Exercise objective:
Write out the full set of records below exactly.
── Supplied material
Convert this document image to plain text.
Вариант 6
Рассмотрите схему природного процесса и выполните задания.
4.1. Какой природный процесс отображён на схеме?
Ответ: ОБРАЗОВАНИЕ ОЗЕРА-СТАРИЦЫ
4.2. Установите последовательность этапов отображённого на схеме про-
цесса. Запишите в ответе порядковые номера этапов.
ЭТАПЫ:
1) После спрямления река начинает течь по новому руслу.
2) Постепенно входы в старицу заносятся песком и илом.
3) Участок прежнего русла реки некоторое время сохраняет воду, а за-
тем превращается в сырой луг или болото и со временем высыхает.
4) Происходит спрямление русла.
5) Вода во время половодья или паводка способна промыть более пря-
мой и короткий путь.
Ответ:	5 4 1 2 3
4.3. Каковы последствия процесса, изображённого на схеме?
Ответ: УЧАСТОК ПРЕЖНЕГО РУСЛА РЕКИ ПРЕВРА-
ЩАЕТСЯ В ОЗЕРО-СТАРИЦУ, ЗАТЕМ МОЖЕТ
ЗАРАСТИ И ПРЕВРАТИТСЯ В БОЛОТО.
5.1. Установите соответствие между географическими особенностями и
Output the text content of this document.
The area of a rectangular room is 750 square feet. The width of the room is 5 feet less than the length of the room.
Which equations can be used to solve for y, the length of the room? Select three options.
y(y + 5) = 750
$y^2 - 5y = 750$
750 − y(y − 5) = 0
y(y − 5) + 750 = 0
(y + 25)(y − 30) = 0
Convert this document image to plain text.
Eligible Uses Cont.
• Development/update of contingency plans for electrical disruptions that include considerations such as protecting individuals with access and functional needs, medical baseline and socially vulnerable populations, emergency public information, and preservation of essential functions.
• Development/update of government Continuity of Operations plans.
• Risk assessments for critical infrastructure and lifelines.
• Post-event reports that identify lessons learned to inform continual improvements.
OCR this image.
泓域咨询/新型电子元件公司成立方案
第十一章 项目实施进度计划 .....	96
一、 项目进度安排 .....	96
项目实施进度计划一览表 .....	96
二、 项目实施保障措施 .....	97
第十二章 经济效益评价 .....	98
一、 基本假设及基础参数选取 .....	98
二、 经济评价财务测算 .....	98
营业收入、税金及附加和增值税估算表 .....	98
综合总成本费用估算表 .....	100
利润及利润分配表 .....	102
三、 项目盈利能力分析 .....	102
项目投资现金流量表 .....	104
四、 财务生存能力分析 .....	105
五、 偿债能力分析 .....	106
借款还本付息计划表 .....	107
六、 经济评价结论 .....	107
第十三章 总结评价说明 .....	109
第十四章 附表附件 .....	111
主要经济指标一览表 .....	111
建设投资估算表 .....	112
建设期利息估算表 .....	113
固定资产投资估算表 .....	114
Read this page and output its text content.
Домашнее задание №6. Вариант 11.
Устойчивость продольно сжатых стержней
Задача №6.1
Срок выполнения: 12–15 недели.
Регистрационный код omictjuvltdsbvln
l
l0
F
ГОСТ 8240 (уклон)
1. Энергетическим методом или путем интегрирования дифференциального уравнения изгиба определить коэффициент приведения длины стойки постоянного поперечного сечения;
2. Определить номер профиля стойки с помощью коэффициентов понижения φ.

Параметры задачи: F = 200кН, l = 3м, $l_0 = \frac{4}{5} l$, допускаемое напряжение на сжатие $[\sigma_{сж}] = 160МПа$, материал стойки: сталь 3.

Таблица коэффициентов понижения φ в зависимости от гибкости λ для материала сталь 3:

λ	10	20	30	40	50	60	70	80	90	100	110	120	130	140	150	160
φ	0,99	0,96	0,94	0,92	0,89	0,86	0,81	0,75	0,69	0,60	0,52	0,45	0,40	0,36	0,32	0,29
────
Exercise output:
Convert this document image to plain text.
Вариант 6
Рассмотрите схему природного процесса и выполните задания.
4.1. Какой природный процесс отображён на схеме?
Ответ: ОБРАЗОВАНИЕ ОЗЕРА-СТАРИЦЫ
4.2. Установите последовательность этапов отображённого на схеме про-
цесса. Запишите в ответе порядковые номера этапов.
ЭТАПЫ:
1) После спрямления река начинает течь по новому руслу.
2) Постепенно входы в старицу заносятся песком и илом.
3) Участок прежнего русла реки некоторое время сохраняет воду, а за-
тем превращается в сырой луг или болото и со временем высыхает.
4) Происходит спрямление русла.
5) Вода во время половодья или паводка способна промыть более пря-
мой и короткий путь.
Ответ:	5 4 1 2 3
4.3. Каковы последствия процесса, изображённого на схеме?
Ответ: УЧАСТОК ПРЕЖНЕГО РУСЛА РЕКИ ПРЕВРА-
ЩАЕТСЯ В ОЗЕРО-СТАРИЦУ, ЗАТЕМ МОЖЕТ
ЗАРАСТИ И ПРЕВРАТИТСЯ В БОЛОТО.
5.1. Установите соответствие между географическими особенностями и
Output the text content of this document.
The area of a rectangular room is 750 square feet. The width of the room is 5 feet less than the length of the room.
Which equations can be used to solve for y, the length of the room? Select three options.
y(y + 5) = 750
$y^2 - 5y = 750$
750 − y(y − 5) = 0
y(y − 5) + 750 = 0
(y + 25)(y − 30) = 0
Convert this document image to plain text.
Eligible Uses Cont.
• Development/update of contingency plans for electrical disruptions that include considerations such as protecting individuals with access and functional needs, medical baseline and socially vulnerable populations, emergency public information, and preservation of essential functions.
• Development/update of government Continuity of Operations plans.
• Risk assessments for critical infrastructure and lifelines.
• Post-event reports that identify lessons learned to inform continual improvements.
OCR this image.
泓域咨询/新型电子元件公司成立方案
第十一章 项目实施进度计划 .....	96
一、 项目进度安排 .....	96
项目实施进度计划一览表 .....	96
二、 项目实施保障措施 .....	97
第十二章 经济效益评价 .....	98
一、 基本假设及基础参数选取 .....	98
二、 经济评价财务测算 .....	98
营业收入、税金及附加和增值税估算表 .....	98
综合总成本费用估算表 .....	100
利润及利润分配表 .....	102
三、 项目盈利能力分析 .....	102
项目投资现金流量表 .....	104
四、 财务生存能力分析 .....	105
五、 偿债能力分析 .....	106
借款还本付息计划表 .....	107
六、 经济评价结论 .....	107
第十三章 总结评价说明 .....	109
第十四章 附表附件 .....	111
主要经济指标一览表 .....	111
建设投资估算表 .....	112
建设期利息估算表 .....	113
固定资产投资估算表 .....	114
Read this page and output its text content.
Домашнее задание №6. Вариант 11.
Устойчивость продольно сжатых стержней
Задача №6.1
Срок выполнения: 12–15 недели.
Регистрационный код omictjuvltdsbvln
l
l0
F
ГОСТ 8240 (уклон)
1. Энергетическим методом или путем интегрирования дифференциального уравнения изгиба определить коэффициент приведения длины стойки постоянного поперечного сечения;
2. Определить номер профиля стойки с помощью коэффициентов понижения φ.

Параметры задачи: F = 200кН, l = 3м, $l_0 = \frac{4}{5} l$, допускаемое напряжение на сжатие $[\sigma_{сж}] = 160МПа$, материал стойки: сталь 3.

Таблица коэффициентов понижения φ в зависимости от гибкости λ для материала сталь 3:

λ	10	20	30	40	50	60	70	80	90	100	110	120	130	140	150	160
φ	0,99	0,96	0,94	0,92	0,89	0,86	0,81	0,75	0,69	0,60	0,52	0,45	0,40	0,36	0,32	0,29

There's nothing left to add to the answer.